* [Task to complete]: Give the count of lines in the data that include the string "loss", with no added remarks.

(Records from a data collection)
········
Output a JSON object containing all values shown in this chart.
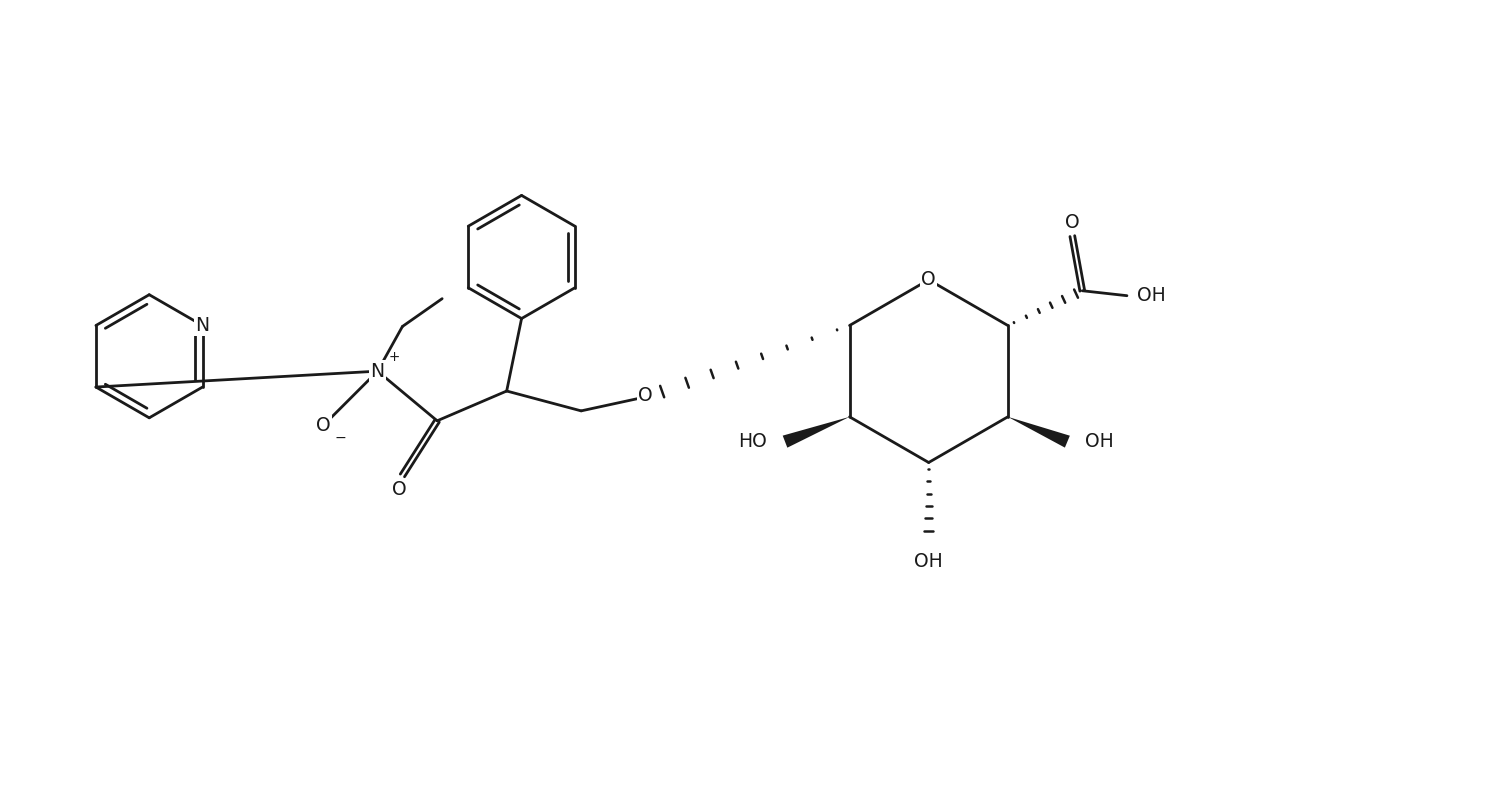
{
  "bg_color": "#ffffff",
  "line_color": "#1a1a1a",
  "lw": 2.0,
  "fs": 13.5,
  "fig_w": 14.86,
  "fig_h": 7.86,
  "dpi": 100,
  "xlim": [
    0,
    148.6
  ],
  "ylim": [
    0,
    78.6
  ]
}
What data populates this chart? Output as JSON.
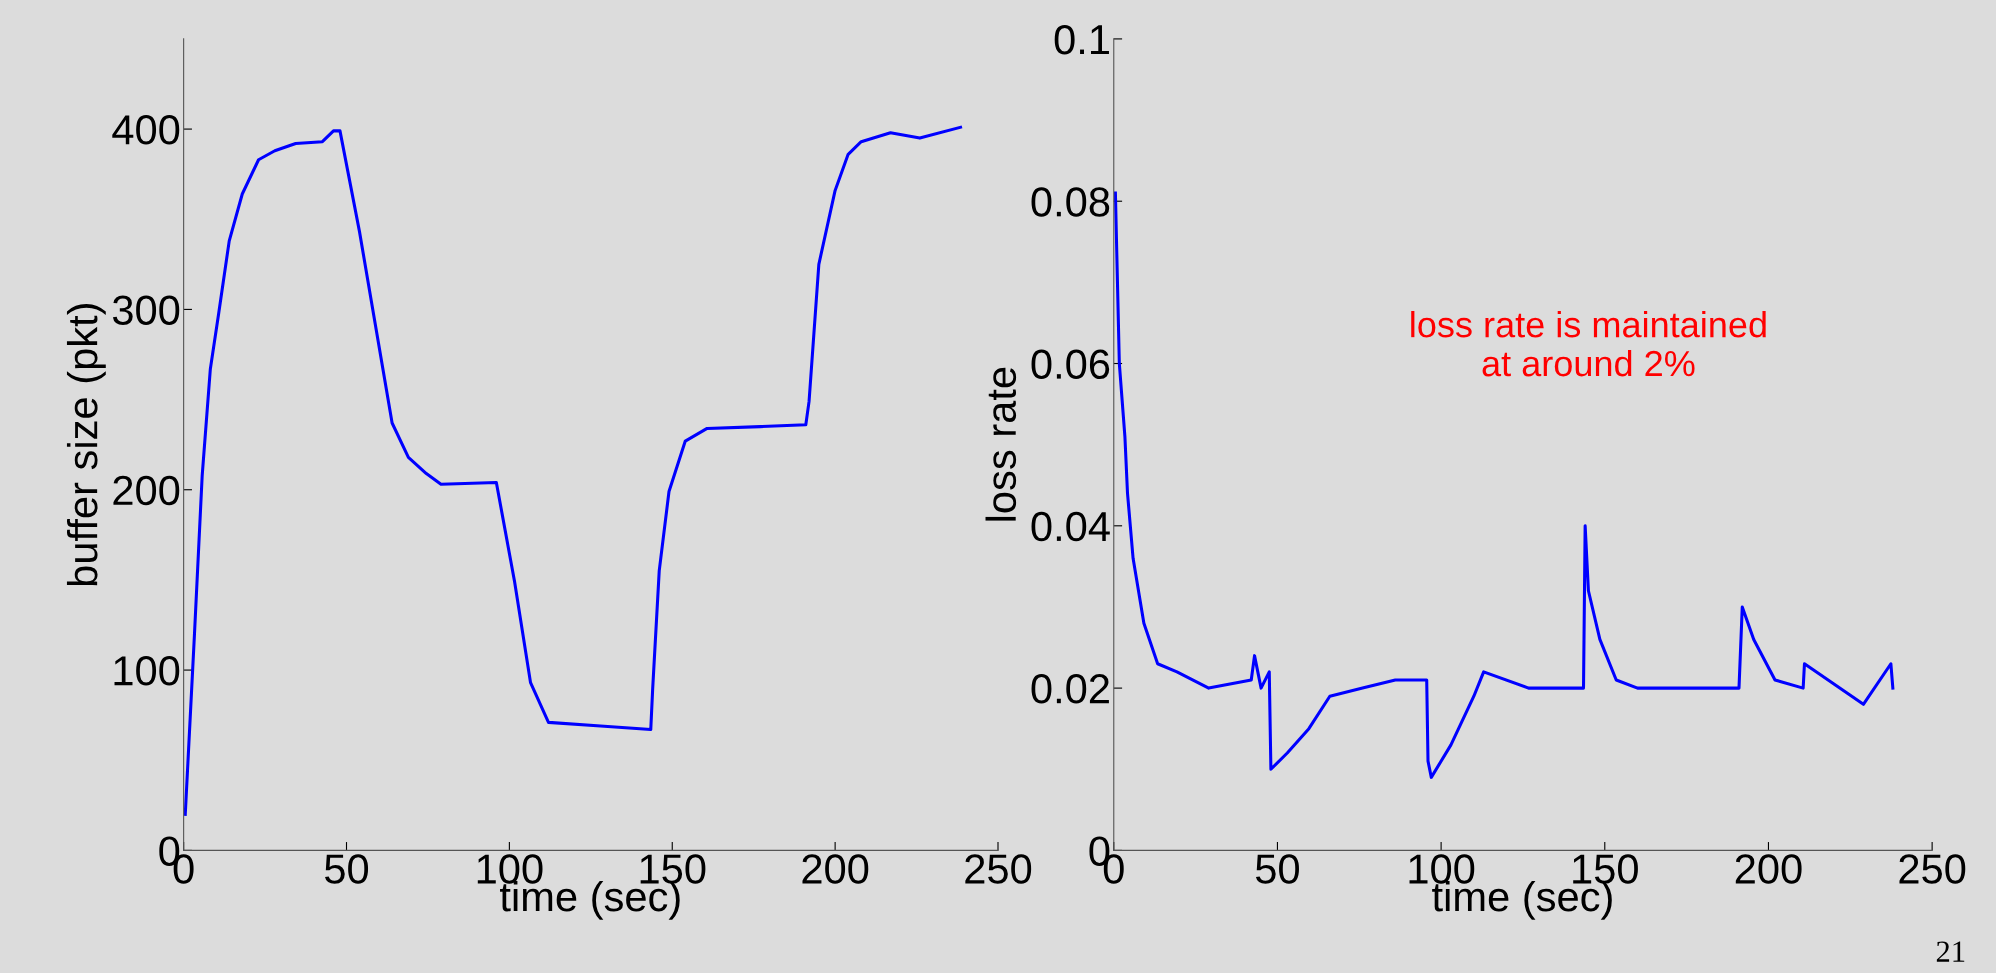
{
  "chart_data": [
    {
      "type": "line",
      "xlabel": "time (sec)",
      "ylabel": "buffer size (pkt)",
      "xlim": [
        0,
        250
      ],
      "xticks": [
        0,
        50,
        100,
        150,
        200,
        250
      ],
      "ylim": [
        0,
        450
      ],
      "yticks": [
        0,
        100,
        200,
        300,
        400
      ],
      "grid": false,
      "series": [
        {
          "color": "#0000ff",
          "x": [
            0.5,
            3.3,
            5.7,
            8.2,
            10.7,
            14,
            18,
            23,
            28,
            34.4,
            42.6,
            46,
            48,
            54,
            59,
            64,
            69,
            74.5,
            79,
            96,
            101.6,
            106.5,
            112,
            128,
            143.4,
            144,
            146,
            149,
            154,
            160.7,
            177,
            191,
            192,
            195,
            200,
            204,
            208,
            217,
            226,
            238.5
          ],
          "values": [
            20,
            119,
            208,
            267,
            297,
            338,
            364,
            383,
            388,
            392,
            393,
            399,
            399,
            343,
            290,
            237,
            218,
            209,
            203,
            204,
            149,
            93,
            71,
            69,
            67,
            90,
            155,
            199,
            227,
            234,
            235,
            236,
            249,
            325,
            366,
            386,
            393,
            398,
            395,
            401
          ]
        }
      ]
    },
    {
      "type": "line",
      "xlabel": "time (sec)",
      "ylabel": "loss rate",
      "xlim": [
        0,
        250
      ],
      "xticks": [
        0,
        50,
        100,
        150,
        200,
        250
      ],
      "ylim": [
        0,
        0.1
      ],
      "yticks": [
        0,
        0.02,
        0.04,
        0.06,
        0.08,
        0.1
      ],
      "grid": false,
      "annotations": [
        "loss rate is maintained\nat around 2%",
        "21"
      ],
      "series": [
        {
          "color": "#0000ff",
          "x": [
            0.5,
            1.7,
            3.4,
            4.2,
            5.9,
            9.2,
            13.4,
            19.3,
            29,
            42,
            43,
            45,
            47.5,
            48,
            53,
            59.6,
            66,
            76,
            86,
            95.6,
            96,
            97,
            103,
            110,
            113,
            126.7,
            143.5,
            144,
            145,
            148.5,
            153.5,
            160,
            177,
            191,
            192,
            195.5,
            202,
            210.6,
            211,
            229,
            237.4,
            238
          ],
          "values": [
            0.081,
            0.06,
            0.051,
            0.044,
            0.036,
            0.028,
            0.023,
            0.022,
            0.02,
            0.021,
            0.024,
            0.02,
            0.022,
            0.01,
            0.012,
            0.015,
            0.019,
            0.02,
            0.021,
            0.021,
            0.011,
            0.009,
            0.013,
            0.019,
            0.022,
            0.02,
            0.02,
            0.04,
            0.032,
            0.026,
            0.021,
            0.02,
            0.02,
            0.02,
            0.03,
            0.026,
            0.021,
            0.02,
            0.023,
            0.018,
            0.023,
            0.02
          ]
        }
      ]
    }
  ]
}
········
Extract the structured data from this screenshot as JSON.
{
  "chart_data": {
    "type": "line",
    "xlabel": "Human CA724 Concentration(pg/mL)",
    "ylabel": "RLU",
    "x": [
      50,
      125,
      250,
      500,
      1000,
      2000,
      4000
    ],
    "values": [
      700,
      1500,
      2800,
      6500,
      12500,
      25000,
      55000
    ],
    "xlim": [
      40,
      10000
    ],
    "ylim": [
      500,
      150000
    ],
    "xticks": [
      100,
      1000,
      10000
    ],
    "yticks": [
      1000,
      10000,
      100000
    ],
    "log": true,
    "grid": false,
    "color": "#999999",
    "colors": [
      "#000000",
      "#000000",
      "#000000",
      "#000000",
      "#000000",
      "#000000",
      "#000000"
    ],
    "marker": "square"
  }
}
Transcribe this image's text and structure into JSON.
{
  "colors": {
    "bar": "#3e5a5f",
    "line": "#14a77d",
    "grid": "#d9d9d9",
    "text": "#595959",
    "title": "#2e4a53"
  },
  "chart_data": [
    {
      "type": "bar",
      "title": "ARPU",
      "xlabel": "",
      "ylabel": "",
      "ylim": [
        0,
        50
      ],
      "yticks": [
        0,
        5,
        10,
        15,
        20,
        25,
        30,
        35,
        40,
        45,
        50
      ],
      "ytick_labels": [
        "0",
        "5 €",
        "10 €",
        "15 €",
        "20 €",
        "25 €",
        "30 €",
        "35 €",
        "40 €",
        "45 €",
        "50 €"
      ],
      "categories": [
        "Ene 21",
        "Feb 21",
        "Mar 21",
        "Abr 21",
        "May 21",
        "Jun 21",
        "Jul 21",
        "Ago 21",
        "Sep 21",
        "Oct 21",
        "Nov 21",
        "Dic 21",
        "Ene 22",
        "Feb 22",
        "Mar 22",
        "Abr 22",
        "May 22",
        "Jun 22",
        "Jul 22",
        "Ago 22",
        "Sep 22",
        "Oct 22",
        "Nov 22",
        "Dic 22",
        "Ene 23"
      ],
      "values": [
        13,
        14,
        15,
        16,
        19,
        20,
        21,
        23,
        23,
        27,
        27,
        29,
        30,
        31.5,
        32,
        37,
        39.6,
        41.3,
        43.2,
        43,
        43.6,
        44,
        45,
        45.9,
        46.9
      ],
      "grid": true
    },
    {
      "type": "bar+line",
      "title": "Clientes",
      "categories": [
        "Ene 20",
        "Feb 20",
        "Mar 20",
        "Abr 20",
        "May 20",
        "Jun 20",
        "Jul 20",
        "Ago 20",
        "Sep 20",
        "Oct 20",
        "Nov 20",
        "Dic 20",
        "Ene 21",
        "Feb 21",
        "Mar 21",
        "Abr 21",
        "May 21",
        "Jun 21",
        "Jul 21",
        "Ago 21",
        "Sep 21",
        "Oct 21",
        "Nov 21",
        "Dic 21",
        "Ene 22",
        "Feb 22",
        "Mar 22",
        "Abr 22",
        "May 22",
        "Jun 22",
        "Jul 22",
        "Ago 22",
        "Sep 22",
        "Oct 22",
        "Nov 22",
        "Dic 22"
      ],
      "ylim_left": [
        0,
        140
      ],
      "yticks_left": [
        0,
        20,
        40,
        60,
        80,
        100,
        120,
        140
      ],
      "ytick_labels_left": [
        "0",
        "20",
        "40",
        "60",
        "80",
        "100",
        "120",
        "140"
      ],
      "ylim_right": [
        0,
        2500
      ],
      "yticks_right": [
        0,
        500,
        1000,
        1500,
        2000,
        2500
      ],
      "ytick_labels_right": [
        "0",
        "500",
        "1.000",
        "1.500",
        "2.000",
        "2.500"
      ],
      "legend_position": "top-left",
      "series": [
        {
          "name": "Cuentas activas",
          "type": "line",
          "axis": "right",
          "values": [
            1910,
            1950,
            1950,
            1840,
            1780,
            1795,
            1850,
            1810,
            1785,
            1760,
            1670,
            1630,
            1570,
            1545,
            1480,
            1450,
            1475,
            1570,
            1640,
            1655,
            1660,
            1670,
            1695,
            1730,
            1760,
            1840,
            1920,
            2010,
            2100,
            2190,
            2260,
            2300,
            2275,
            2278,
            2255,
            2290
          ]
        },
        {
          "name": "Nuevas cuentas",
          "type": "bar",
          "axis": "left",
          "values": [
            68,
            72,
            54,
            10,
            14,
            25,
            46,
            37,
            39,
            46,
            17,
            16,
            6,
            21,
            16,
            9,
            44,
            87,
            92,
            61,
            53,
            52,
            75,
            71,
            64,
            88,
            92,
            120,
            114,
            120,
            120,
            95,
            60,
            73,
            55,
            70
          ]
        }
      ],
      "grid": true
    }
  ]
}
········
* [Written answer]: 2